Transcribe every entry word for word. Skip the pictures.

-- start RECORDS PROVIDED --

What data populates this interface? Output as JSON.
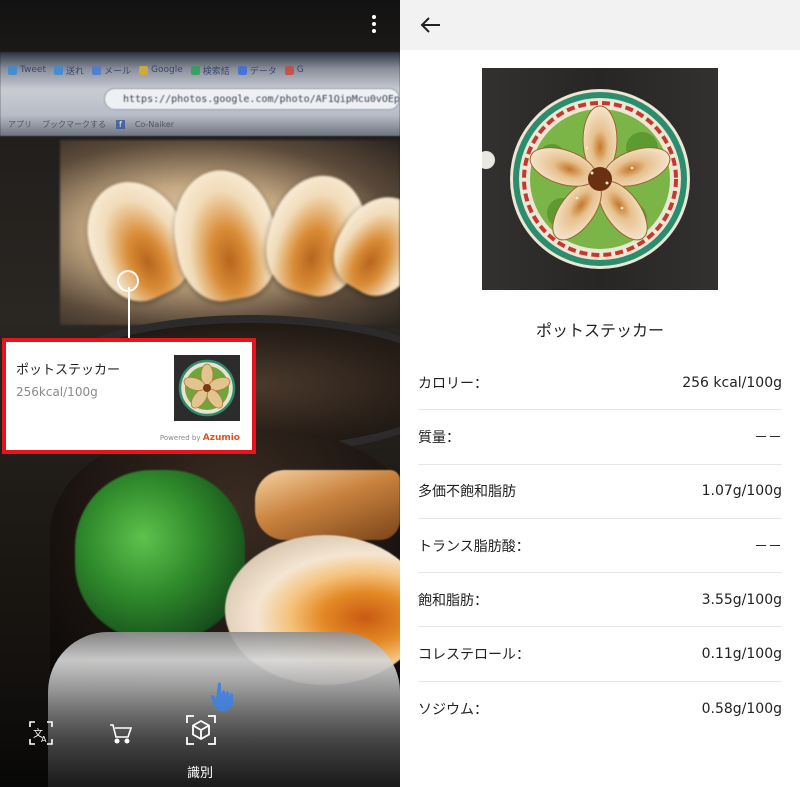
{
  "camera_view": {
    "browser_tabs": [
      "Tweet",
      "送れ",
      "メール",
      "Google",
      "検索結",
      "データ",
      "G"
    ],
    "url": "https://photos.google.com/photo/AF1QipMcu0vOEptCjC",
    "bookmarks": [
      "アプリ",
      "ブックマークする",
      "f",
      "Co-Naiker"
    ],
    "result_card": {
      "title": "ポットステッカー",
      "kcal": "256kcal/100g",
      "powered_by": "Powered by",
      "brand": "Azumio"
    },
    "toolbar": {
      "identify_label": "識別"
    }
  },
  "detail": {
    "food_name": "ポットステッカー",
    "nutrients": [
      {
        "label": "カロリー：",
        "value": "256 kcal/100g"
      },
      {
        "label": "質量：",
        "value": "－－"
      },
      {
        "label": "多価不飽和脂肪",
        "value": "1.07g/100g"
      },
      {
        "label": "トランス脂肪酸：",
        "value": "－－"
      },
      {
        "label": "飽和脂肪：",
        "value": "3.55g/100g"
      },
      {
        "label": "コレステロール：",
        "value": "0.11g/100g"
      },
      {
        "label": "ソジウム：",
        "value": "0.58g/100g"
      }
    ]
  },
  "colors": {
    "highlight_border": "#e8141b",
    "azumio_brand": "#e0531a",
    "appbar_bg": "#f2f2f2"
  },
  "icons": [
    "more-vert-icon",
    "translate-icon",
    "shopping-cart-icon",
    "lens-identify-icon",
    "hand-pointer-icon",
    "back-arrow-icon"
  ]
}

-- end RECORDS PROVIDED --

SOLUTION TO THIS PROBLEM:
What data populates this interface? Output as JSON.
{
  "camera_view": {
    "browser_tabs": [
      "Tweet",
      "送れ",
      "メール",
      "Google",
      "検索結",
      "データ",
      "G"
    ],
    "url": "https://photos.google.com/photo/AF1QipMcu0vOEptCjC",
    "bookmarks": [
      "アプリ",
      "ブックマークする",
      "f",
      "Co-Naiker"
    ],
    "result_card": {
      "title": "ポットステッカー",
      "kcal": "256kcal/100g",
      "powered_by": "Powered by",
      "brand": "Azumio"
    },
    "toolbar": {
      "identify_label": "識別"
    }
  },
  "detail": {
    "food_name": "ポットステッカー",
    "nutrients": [
      {
        "label": "カロリー：",
        "value": "256 kcal/100g"
      },
      {
        "label": "質量：",
        "value": "－－"
      },
      {
        "label": "多価不飽和脂肪",
        "value": "1.07g/100g"
      },
      {
        "label": "トランス脂肪酸：",
        "value": "－－"
      },
      {
        "label": "飽和脂肪：",
        "value": "3.55g/100g"
      },
      {
        "label": "コレステロール：",
        "value": "0.11g/100g"
      },
      {
        "label": "ソジウム：",
        "value": "0.58g/100g"
      }
    ]
  },
  "colors": {
    "highlight_border": "#e8141b",
    "azumio_brand": "#e0531a",
    "appbar_bg": "#f2f2f2"
  },
  "icons": [
    "more-vert-icon",
    "translate-icon",
    "shopping-cart-icon",
    "lens-identify-icon",
    "hand-pointer-icon",
    "back-arrow-icon"
  ]
}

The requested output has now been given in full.